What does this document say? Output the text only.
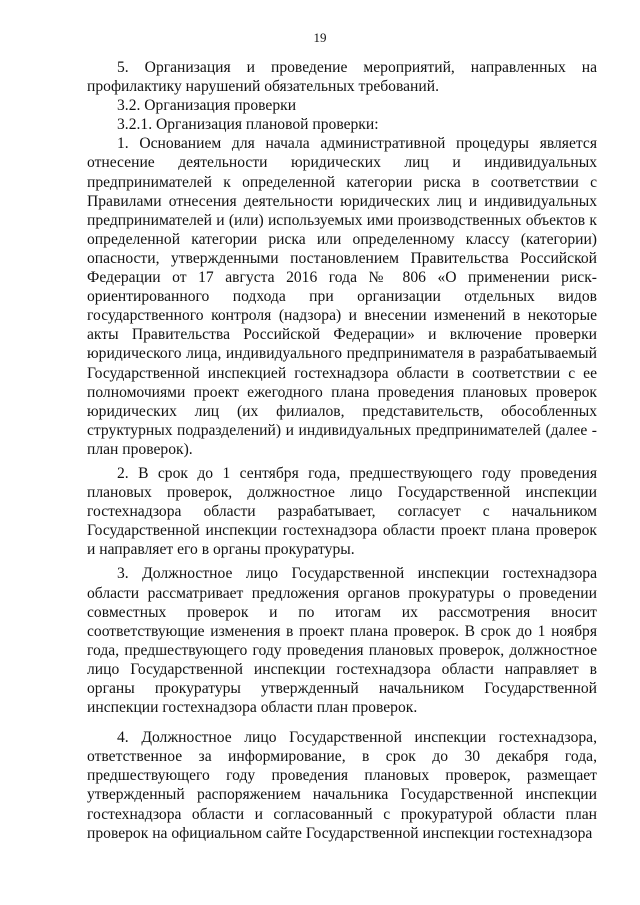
19

5. Организация и проведение мероприятий, направленных на профилактику нарушений обязательных требований.

3.2. Организация проверки

3.2.1. Организация плановой проверки:

1. Основанием для начала административной процедуры является отнесение деятельности юридических лиц и индивидуальных предпринимателей к определенной категории риска в соответствии с Правилами отнесения деятельности юридических лиц и индивидуальных предпринимателей и (или) используемых ими производственных объектов к определенной категории риска или определенному классу (категории) опасности, утвержденными постановлением Правительства Российской Федерации от 17 августа 2016 года № 806 «О применении риск-ориентированного подхода при организации отдельных видов государственного контроля (надзора) и внесении изменений в некоторые акты Правительства Российской Федерации» и включение проверки юридического лица, индивидуального предпринимателя в разрабатываемый Государственной инспекцией гостехнадзора области в соответствии с ее полномочиями проект ежегодного плана проведения плановых проверок юридических лиц (их филиалов, представительств, обособленных структурных подразделений) и индивидуальных предпринимателей (далее - план проверок).

2. В срок до 1 сентября года, предшествующего году проведения плановых проверок, должностное лицо Государственной инспекции гостехнадзора области разрабатывает, согласует с начальником Государственной инспекции гостехнадзора области проект плана проверок и направляет его в органы прокуратуры.

3. Должностное лицо Государственной инспекции гостехнадзора области рассматривает предложения органов прокуратуры о проведении совместных проверок и по итогам их рассмотрения вносит соответствующие изменения в проект плана проверок. В срок до 1 ноября года, предшествующего году проведения плановых проверок, должностное лицо Государственной инспекции гостехнадзора области направляет в органы прокуратуры утвержденный начальником Государственной инспекции гостехнадзора области план проверок.

4. Должностное лицо Государственной инспекции гостехнадзора, ответственное за информирование, в срок до 30 декабря года, предшествующего году проведения плановых проверок, размещает утвержденный распоряжением начальника Государственной инспекции гостехнадзора области и согласованный с прокуратурой области план проверок на официальном сайте Государственной инспекции гостехнадзора
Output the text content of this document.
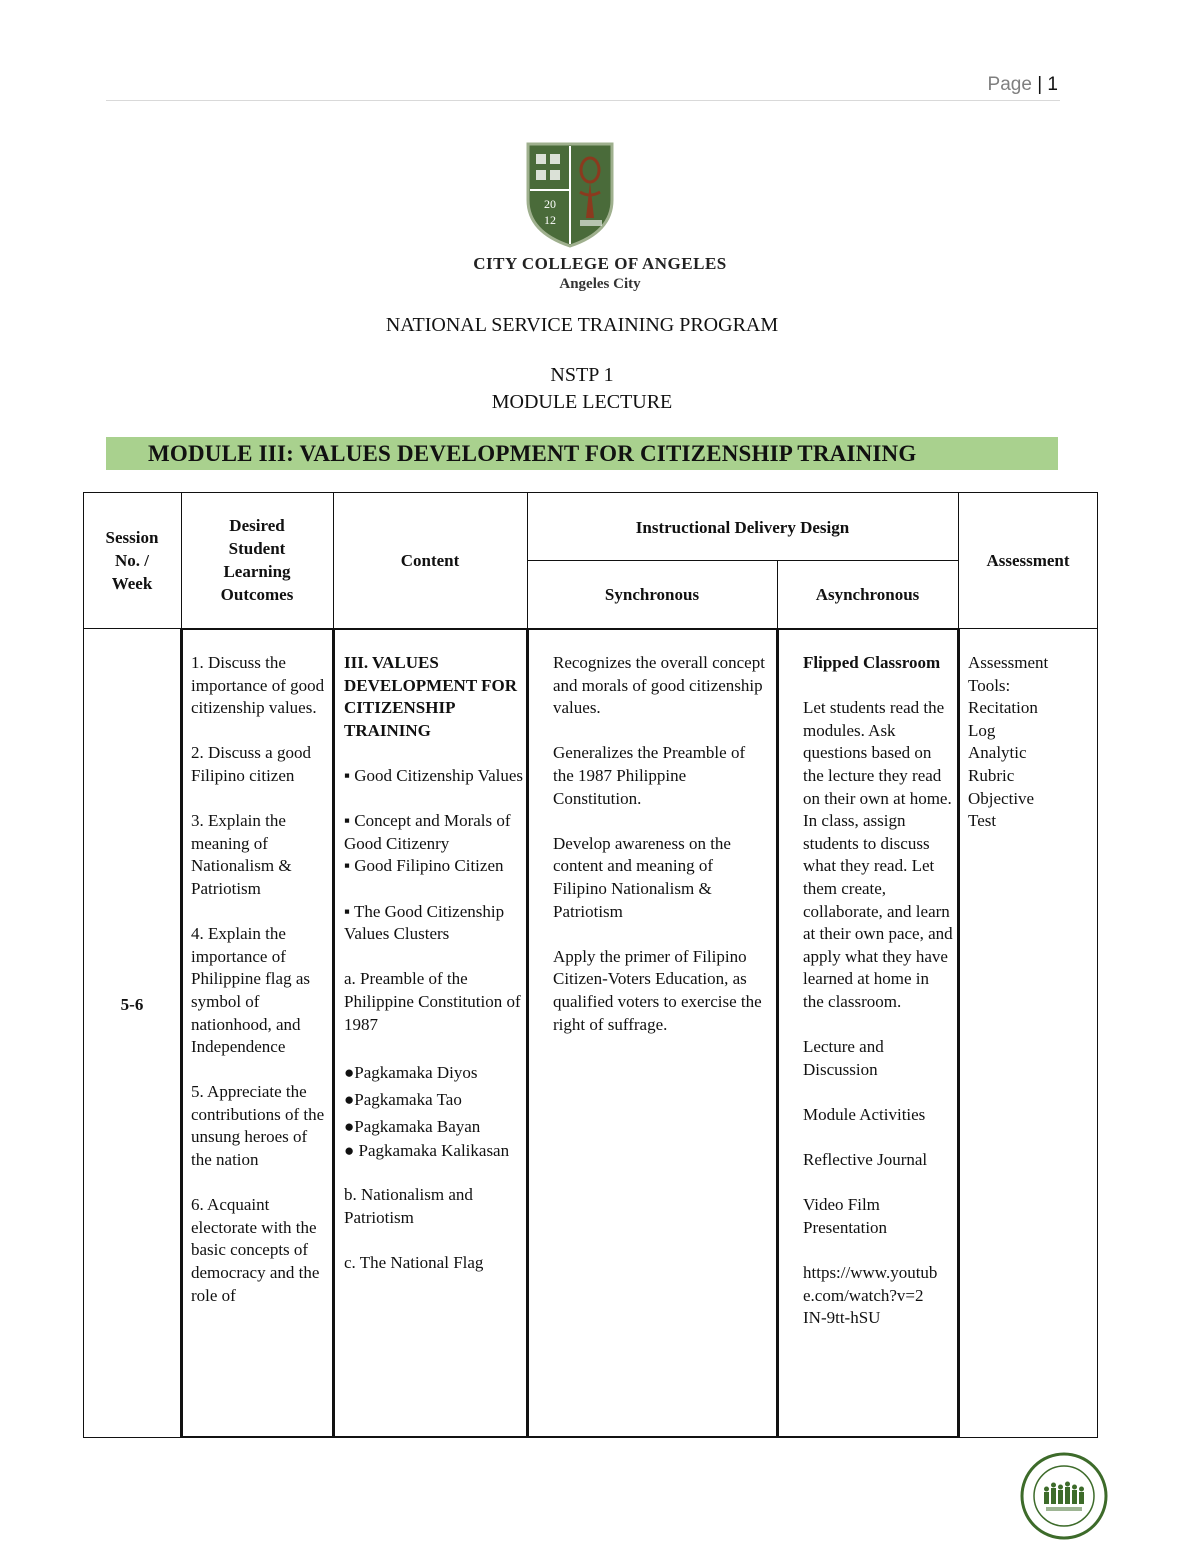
Page | 1
20
12
CITY COLLEGE OF ANGELES
Angeles City
NATIONAL SERVICE TRAINING PROGRAM
NSTP 1
MODULE LECTURE
MODULE III: VALUES DEVELOPMENT FOR CITIZENSHIP TRAINING
Session
No. /
Week
Desired
Student
Learning
Outcomes
Content
Instructional Delivery Design
Synchronous	Asynchronous
Assessment
5-6

1. Discuss the importance of good citizenship values.

2. Discuss a good Filipino citizen

3. Explain the meaning of Nationalism & Patriotism

4. Explain the importance of Philippine flag as symbol of nationhood, and Independence

5. Appreciate the contributions of the unsung heroes of the nation

6. Acquaint electorate with the basic concepts of democracy and the role of

III. VALUES DEVELOPMENT FOR CITIZENSHIP TRAINING

▪ Good Citizenship Values

▪ Concept and Morals of Good Citizenry

▪ Good Filipino Citizen

▪ The Good Citizenship Values Clusters

a. Preamble of the Philippine Constitution of 1987

●Pagkamaka Diyos
●Pagkamaka Tao
●Pagkamaka Bayan
● Pagkamaka Kalikasan

b. Nationalism and Patriotism

c. The National Flag

Recognizes the overall concept and morals of good citizenship values.

Generalizes the Preamble of the 1987 Philippine Constitution.

Develop awareness on the content and meaning of Filipino Nationalism & Patriotism

Apply the primer of Filipino Citizen-Voters Education, as qualified voters to exercise the right of suffrage.

Flipped Classroom

Let students read the modules. Ask questions based on the lecture they read on their own at home. In class, assign students to discuss what they read. Let them create, collaborate, and learn at their own pace, and apply what they have learned at home in the classroom.

Lecture and Discussion

Module Activities

Reflective Journal

Video Film Presentation

https://www.youtub
e.com/watch?v=2
IN-9tt-hSU
Assessment
Tools:
Recitation
Log
Analytic
Rubric
Objective
Test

**INSTRUCTIONS TO FOLLOW:**
In your copy of the records, include no pictures; repeat everything else exactly.

**RESPONSE TO THE EXERCISE:**
What does this document say? Output the text only.
19

5. Организация и проведение мероприятий, направленных на профилактику нарушений обязательных требований.

3.2. Организация проверки

3.2.1. Организация плановой проверки:

1. Основанием для начала административной процедуры является отнесение деятельности юридических лиц и индивидуальных предпринимателей к определенной категории риска в соответствии с Правилами отнесения деятельности юридических лиц и индивидуальных предпринимателей и (или) используемых ими производственных объектов к определенной категории риска или определенному классу (категории) опасности, утвержденными постановлением Правительства Российской Федерации от 17 августа 2016 года № 806 «О применении риск-ориентированного подхода при организации отдельных видов государственного контроля (надзора) и внесении изменений в некоторые акты Правительства Российской Федерации» и включение проверки юридического лица, индивидуального предпринимателя в разрабатываемый Государственной инспекцией гостехнадзора области в соответствии с ее полномочиями проект ежегодного плана проведения плановых проверок юридических лиц (их филиалов, представительств, обособленных структурных подразделений) и индивидуальных предпринимателей (далее - план проверок).

2. В срок до 1 сентября года, предшествующего году проведения плановых проверок, должностное лицо Государственной инспекции гостехнадзора области разрабатывает, согласует с начальником Государственной инспекции гостехнадзора области проект плана проверок и направляет его в органы прокуратуры.

3. Должностное лицо Государственной инспекции гостехнадзора области рассматривает предложения органов прокуратуры о проведении совместных проверок и по итогам их рассмотрения вносит соответствующие изменения в проект плана проверок. В срок до 1 ноября года, предшествующего году проведения плановых проверок, должностное лицо Государственной инспекции гостехнадзора области направляет в органы прокуратуры утвержденный начальником Государственной инспекции гостехнадзора области план проверок.

4. Должностное лицо Государственной инспекции гостехнадзора, ответственное за информирование, в срок до 30 декабря года, предшествующего году проведения плановых проверок, размещает утвержденный распоряжением начальника Государственной инспекции гостехнадзора области и согласованный с прокуратурой области план проверок на официальном сайте Государственной инспекции гостехнадзора
Output the text content of this document.
Page | 1
20
12
CITY COLLEGE OF ANGELES
Angeles City
NATIONAL SERVICE TRAINING PROGRAM
NSTP 1
MODULE LECTURE
MODULE III: VALUES DEVELOPMENT FOR CITIZENSHIP TRAINING
Session
No. /
Week
Desired
Student
Learning
Outcomes
Content
Instructional Delivery Design
Synchronous	Asynchronous
Assessment
5-6

1. Discuss the importance of good citizenship values.

2. Discuss a good Filipino citizen

3. Explain the meaning of Nationalism & Patriotism

4. Explain the importance of Philippine flag as symbol of nationhood, and Independence

5. Appreciate the contributions of the unsung heroes of the nation

6. Acquaint electorate with the basic concepts of democracy and the role of

III. VALUES DEVELOPMENT FOR CITIZENSHIP TRAINING

▪ Good Citizenship Values

▪ Concept and Morals of Good Citizenry

▪ Good Filipino Citizen

▪ The Good Citizenship Values Clusters

a. Preamble of the Philippine Constitution of 1987

●Pagkamaka Diyos
●Pagkamaka Tao
●Pagkamaka Bayan
● Pagkamaka Kalikasan

b. Nationalism and Patriotism

c. The National Flag

Recognizes the overall concept and morals of good citizenship values.

Generalizes the Preamble of the 1987 Philippine Constitution.

Develop awareness on the content and meaning of Filipino Nationalism & Patriotism

Apply the primer of Filipino Citizen-Voters Education, as qualified voters to exercise the right of suffrage.

Flipped Classroom

Let students read the modules. Ask questions based on the lecture they read on their own at home. In class, assign students to discuss what they read. Let them create, collaborate, and learn at their own pace, and apply what they have learned at home in the classroom.

Lecture and Discussion

Module Activities

Reflective Journal

Video Film Presentation

https://www.youtub
e.com/watch?v=2
IN-9tt-hSU
Assessment
Tools:
Recitation
Log
Analytic
Rubric
Objective
Test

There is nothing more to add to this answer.